#### INPUT

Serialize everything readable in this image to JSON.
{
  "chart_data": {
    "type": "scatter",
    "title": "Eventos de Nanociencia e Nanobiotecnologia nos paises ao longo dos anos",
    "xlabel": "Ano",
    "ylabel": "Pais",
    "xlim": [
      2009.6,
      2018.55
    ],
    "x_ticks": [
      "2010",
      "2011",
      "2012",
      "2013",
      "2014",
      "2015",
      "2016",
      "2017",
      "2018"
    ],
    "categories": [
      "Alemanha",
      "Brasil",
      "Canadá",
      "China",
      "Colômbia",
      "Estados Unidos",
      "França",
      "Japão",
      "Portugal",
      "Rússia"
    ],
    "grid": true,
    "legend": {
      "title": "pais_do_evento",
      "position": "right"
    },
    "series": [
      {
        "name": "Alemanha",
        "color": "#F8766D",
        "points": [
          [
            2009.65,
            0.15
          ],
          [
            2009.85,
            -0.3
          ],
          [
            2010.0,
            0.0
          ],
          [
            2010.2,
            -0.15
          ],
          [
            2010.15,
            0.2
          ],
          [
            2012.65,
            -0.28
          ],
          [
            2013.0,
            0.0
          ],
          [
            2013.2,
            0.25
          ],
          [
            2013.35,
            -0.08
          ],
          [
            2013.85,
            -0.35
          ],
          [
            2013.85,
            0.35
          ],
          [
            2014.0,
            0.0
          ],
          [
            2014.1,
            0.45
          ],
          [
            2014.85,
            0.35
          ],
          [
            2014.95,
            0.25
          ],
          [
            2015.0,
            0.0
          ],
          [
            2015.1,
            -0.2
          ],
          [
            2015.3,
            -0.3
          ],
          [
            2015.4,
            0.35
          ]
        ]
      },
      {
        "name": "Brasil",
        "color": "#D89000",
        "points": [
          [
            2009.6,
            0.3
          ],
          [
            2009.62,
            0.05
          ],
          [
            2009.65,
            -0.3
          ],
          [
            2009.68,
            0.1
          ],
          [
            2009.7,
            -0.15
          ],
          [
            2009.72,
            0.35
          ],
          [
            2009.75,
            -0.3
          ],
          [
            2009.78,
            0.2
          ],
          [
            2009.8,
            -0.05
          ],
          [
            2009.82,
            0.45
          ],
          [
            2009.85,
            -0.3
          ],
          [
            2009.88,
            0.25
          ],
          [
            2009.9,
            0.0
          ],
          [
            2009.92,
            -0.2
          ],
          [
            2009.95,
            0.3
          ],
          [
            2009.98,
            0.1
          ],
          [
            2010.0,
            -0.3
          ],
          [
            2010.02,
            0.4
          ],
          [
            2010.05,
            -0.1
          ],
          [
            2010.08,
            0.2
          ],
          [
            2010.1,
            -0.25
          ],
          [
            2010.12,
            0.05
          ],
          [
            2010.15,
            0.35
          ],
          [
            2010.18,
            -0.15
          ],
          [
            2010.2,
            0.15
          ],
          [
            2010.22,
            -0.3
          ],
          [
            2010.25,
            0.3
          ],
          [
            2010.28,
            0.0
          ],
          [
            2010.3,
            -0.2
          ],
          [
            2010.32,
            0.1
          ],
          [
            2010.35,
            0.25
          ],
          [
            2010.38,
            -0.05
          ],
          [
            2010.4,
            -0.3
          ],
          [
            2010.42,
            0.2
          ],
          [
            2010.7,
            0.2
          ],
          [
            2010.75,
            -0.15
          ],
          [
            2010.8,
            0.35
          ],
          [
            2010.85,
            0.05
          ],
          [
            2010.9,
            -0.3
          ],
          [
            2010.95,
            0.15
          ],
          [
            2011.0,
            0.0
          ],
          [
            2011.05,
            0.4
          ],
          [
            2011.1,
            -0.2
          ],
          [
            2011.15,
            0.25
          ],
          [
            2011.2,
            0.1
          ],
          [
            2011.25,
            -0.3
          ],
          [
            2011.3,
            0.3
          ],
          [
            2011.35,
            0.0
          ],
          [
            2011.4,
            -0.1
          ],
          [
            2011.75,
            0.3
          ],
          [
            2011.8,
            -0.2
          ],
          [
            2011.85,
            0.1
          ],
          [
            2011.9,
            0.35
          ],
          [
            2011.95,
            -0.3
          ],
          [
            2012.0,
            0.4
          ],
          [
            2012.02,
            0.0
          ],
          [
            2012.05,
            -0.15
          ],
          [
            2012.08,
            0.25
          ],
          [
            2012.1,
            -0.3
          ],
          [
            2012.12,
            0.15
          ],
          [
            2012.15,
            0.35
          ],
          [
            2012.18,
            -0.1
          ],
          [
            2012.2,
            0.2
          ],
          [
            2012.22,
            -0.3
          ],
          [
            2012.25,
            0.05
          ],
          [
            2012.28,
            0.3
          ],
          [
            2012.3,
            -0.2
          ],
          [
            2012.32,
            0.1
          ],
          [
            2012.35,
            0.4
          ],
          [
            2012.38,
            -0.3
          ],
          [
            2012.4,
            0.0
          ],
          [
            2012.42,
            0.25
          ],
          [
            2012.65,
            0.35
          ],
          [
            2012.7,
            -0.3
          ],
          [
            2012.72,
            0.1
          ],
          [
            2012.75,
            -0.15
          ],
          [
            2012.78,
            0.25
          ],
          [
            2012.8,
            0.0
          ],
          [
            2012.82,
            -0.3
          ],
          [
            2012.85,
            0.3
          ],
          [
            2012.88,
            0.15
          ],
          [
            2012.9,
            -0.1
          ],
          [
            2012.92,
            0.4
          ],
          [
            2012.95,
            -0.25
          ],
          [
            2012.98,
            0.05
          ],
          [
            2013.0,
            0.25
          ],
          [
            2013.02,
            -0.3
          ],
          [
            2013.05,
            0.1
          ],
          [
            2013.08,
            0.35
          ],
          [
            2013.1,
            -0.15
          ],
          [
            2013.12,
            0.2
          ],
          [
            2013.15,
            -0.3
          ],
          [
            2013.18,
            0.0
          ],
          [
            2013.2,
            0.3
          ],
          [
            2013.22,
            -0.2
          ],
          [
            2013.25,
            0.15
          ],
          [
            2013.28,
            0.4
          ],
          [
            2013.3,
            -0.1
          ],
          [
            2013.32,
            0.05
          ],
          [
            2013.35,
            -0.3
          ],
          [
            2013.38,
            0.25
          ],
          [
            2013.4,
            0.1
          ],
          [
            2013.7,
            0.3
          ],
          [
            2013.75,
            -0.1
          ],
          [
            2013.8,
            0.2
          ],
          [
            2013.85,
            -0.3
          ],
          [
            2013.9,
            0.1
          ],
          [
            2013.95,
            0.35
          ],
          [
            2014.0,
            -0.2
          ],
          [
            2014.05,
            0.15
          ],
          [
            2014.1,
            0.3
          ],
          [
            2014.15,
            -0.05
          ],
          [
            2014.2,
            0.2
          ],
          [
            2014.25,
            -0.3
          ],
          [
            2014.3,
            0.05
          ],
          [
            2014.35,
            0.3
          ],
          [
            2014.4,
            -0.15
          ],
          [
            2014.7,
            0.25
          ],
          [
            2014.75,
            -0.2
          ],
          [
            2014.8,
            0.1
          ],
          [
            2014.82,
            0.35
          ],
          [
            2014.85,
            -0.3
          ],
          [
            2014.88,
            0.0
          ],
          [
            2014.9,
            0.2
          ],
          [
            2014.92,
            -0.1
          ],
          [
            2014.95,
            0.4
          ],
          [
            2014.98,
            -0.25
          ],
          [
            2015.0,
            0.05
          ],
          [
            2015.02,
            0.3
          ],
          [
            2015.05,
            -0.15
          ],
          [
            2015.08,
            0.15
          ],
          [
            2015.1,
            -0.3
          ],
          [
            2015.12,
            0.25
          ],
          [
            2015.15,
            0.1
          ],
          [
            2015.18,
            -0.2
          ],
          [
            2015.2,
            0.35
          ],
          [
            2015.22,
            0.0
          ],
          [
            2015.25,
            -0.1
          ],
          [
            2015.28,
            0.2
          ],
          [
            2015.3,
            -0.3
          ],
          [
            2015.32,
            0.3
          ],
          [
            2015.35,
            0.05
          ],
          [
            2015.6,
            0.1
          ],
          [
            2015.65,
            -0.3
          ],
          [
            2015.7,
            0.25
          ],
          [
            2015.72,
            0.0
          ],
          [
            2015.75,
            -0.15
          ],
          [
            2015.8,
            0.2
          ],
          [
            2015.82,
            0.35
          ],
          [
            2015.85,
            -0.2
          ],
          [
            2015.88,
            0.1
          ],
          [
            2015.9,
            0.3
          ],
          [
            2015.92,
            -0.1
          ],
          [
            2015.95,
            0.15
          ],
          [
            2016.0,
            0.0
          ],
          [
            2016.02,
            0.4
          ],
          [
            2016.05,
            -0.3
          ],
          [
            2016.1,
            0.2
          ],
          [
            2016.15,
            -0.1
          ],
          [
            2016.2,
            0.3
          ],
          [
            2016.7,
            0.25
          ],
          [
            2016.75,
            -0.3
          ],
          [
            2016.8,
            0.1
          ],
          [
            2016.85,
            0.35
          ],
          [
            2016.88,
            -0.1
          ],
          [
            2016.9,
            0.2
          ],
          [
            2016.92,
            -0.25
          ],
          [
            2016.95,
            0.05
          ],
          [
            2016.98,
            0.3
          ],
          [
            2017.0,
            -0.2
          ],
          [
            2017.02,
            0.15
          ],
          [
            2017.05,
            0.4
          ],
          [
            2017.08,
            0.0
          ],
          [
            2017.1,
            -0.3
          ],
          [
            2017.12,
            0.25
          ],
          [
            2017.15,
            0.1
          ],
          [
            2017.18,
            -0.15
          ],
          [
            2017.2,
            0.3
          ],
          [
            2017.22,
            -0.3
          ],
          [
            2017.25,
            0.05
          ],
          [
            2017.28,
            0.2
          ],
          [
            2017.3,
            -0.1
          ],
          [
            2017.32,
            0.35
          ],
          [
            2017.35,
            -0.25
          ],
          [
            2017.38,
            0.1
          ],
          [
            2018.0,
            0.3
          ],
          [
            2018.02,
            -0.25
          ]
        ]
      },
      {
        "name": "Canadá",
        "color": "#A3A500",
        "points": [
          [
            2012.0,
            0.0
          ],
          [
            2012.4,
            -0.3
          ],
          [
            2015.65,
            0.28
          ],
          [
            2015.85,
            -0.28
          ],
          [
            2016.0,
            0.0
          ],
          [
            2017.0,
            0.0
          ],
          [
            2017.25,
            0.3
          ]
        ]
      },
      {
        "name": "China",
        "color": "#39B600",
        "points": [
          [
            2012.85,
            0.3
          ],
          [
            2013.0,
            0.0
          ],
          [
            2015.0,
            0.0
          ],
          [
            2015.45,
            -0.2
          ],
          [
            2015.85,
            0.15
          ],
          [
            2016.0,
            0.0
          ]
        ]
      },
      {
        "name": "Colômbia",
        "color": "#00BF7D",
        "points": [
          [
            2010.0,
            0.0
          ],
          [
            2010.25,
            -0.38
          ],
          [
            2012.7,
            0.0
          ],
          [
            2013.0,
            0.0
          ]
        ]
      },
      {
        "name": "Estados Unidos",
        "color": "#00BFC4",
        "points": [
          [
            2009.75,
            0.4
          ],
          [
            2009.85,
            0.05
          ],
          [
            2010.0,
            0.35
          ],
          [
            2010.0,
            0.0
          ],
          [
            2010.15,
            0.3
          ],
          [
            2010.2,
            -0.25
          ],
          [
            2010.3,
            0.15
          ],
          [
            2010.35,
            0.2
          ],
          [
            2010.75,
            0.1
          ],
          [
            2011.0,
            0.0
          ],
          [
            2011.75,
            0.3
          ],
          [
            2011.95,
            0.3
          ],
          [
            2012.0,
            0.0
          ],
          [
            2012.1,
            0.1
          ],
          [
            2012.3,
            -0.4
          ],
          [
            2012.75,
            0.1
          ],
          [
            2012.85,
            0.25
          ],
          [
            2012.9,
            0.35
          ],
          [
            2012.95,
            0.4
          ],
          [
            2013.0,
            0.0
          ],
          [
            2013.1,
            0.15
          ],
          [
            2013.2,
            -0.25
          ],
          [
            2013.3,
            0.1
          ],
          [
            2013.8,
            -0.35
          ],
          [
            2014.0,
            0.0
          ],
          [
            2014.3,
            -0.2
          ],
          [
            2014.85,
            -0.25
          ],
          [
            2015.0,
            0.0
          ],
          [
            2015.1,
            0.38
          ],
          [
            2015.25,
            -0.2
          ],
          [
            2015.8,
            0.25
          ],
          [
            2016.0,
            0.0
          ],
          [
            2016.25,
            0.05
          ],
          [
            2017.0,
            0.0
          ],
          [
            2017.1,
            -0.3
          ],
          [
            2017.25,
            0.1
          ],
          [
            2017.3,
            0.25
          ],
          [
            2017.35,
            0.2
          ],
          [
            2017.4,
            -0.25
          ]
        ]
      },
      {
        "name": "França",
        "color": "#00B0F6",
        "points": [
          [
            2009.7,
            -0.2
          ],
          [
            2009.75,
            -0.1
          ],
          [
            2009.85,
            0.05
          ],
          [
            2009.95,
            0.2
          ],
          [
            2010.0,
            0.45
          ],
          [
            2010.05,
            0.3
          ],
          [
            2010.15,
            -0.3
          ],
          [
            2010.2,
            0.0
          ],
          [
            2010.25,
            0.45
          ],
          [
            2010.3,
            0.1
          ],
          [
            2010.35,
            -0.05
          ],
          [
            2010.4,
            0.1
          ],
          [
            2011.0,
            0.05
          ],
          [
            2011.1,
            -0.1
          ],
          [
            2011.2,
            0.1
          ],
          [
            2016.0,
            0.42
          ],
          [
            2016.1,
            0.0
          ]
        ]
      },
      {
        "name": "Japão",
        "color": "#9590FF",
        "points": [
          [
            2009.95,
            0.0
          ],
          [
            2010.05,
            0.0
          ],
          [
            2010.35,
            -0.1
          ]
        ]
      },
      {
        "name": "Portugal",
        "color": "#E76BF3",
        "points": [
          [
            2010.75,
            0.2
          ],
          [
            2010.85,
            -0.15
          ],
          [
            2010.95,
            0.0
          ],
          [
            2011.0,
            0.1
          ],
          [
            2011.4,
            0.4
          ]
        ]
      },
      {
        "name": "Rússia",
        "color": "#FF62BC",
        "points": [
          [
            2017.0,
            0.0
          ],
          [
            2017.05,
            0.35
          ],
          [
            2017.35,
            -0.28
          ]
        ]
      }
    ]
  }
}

########

SET PROBLEM: Check each line above for "title" and return the ones that have it.

COMPLETED TASK:
    "title": "Eventos de Nanociencia e Nanobiotecnologia nos paises ao longo dos anos",
      "title": "pais_do_evento",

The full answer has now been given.